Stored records
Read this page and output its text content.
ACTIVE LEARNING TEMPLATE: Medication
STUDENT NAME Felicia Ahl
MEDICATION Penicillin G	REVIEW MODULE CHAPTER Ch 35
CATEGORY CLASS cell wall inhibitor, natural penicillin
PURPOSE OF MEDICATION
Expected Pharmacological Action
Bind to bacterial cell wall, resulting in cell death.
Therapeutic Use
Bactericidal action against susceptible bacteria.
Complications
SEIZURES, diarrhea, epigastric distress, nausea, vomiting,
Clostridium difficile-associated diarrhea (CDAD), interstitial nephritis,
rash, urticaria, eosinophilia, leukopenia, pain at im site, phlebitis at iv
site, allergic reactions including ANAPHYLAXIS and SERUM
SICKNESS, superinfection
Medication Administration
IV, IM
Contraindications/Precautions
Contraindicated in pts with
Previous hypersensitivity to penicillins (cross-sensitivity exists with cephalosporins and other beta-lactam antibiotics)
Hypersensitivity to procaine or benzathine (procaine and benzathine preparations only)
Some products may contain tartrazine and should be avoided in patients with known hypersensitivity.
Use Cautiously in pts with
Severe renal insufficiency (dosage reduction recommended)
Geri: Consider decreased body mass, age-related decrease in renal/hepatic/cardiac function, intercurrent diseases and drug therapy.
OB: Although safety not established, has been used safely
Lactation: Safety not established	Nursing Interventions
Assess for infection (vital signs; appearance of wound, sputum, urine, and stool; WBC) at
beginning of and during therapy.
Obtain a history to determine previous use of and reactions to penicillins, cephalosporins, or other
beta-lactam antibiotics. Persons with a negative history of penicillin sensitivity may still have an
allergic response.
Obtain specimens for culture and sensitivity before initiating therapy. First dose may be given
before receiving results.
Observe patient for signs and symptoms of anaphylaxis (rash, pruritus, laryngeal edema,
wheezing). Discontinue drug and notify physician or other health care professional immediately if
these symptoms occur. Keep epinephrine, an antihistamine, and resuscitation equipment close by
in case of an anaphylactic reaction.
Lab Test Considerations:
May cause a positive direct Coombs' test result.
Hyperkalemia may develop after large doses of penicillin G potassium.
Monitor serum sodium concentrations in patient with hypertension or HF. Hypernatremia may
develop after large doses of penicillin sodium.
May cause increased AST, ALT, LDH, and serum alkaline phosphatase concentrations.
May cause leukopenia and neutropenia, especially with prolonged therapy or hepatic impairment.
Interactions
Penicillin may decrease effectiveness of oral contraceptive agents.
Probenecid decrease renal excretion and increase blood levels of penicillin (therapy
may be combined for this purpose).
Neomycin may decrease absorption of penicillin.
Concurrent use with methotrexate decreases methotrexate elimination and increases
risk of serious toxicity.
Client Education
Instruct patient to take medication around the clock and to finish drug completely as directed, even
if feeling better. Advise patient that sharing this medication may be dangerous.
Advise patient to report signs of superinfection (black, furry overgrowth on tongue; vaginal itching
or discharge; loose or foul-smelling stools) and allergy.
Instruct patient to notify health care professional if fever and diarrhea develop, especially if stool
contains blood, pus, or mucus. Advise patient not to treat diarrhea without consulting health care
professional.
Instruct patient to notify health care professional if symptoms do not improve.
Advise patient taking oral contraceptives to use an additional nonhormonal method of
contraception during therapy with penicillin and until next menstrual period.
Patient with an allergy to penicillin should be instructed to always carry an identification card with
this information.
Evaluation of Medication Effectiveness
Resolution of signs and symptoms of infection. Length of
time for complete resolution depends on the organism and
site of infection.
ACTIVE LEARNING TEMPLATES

About this exercise ▸ Take the entries above and copy them out exactly.

Completed exercise ▸
Read this page and output its text content.
ACTIVE LEARNING TEMPLATE: Medication
STUDENT NAME Felicia Ahl
MEDICATION Penicillin G	REVIEW MODULE CHAPTER Ch 35
CATEGORY CLASS cell wall inhibitor, natural penicillin
PURPOSE OF MEDICATION
Expected Pharmacological Action
Bind to bacterial cell wall, resulting in cell death.
Therapeutic Use
Bactericidal action against susceptible bacteria.
Complications
SEIZURES, diarrhea, epigastric distress, nausea, vomiting,
Clostridium difficile-associated diarrhea (CDAD), interstitial nephritis,
rash, urticaria, eosinophilia, leukopenia, pain at im site, phlebitis at iv
site, allergic reactions including ANAPHYLAXIS and SERUM
SICKNESS, superinfection
Medication Administration
IV, IM
Contraindications/Precautions
Contraindicated in pts with
Previous hypersensitivity to penicillins (cross-sensitivity exists with cephalosporins and other beta-lactam antibiotics)
Hypersensitivity to procaine or benzathine (procaine and benzathine preparations only)
Some products may contain tartrazine and should be avoided in patients with known hypersensitivity.
Use Cautiously in pts with
Severe renal insufficiency (dosage reduction recommended)
Geri: Consider decreased body mass, age-related decrease in renal/hepatic/cardiac function, intercurrent diseases and drug therapy.
OB: Although safety not established, has been used safely
Lactation: Safety not established	Nursing Interventions
Assess for infection (vital signs; appearance of wound, sputum, urine, and stool; WBC) at
beginning of and during therapy.
Obtain a history to determine previous use of and reactions to penicillins, cephalosporins, or other
beta-lactam antibiotics. Persons with a negative history of penicillin sensitivity may still have an
allergic response.
Obtain specimens for culture and sensitivity before initiating therapy. First dose may be given
before receiving results.
Observe patient for signs and symptoms of anaphylaxis (rash, pruritus, laryngeal edema,
wheezing). Discontinue drug and notify physician or other health care professional immediately if
these symptoms occur. Keep epinephrine, an antihistamine, and resuscitation equipment close by
in case of an anaphylactic reaction.
Lab Test Considerations:
May cause a positive direct Coombs' test result.
Hyperkalemia may develop after large doses of penicillin G potassium.
Monitor serum sodium concentrations in patient with hypertension or HF. Hypernatremia may
develop after large doses of penicillin sodium.
May cause increased AST, ALT, LDH, and serum alkaline phosphatase concentrations.
May cause leukopenia and neutropenia, especially with prolonged therapy or hepatic impairment.
Interactions
Penicillin may decrease effectiveness of oral contraceptive agents.
Probenecid decrease renal excretion and increase blood levels of penicillin (therapy
may be combined for this purpose).
Neomycin may decrease absorption of penicillin.
Concurrent use with methotrexate decreases methotrexate elimination and increases
risk of serious toxicity.
Client Education
Instruct patient to take medication around the clock and to finish drug completely as directed, even
if feeling better. Advise patient that sharing this medication may be dangerous.
Advise patient to report signs of superinfection (black, furry overgrowth on tongue; vaginal itching
or discharge; loose or foul-smelling stools) and allergy.
Instruct patient to notify health care professional if fever and diarrhea develop, especially if stool
contains blood, pus, or mucus. Advise patient not to treat diarrhea without consulting health care
professional.
Instruct patient to notify health care professional if symptoms do not improve.
Advise patient taking oral contraceptives to use an additional nonhormonal method of
contraception during therapy with penicillin and until next menstrual period.
Patient with an allergy to penicillin should be instructed to always carry an identification card with
this information.
Evaluation of Medication Effectiveness
Resolution of signs and symptoms of infection. Length of
time for complete resolution depends on the organism and
site of infection.
ACTIVE LEARNING TEMPLATES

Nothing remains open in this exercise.